### Exercise requirements
Read the lines below. Copy out any that hold the string "list".

** START Supplied entries **

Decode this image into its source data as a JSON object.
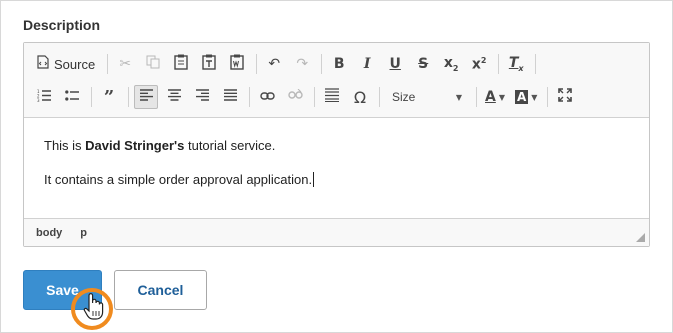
{
  "field_label": "Description",
  "toolbar": {
    "source_label": "Source",
    "size_label": "Size"
  },
  "content": {
    "line1_prefix": "This is ",
    "line1_bold": "David Stringer's",
    "line1_suffix": " tutorial service.",
    "line2": "It contains a simple order approval application."
  },
  "status_path": [
    "body",
    "p"
  ],
  "buttons": {
    "save": "Save",
    "cancel": "Cancel"
  },
  "colors": {
    "save_bg": "#3a8fd1",
    "cancel_text": "#1f5f99",
    "click_highlight": "#f08b1f"
  },
  "icons": [
    "source-icon",
    "cut-icon",
    "copy-icon",
    "paste-icon",
    "paste-text-icon",
    "paste-word-icon",
    "undo-icon",
    "redo-icon",
    "bold-icon",
    "italic-icon",
    "underline-icon",
    "strikethrough-icon",
    "subscript-icon",
    "superscript-icon",
    "remove-format-icon",
    "numbered-list-icon",
    "bulleted-list-icon",
    "blockquote-icon",
    "align-left-icon",
    "align-center-icon",
    "align-right-icon",
    "justify-icon",
    "link-icon",
    "unlink-icon",
    "horizontal-line-icon",
    "special-char-icon",
    "text-color-icon",
    "background-color-icon",
    "maximize-icon"
  ]
}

** END Supplied entries **

### Worked solution
    "numbered-list-icon",
    "bulleted-list-icon",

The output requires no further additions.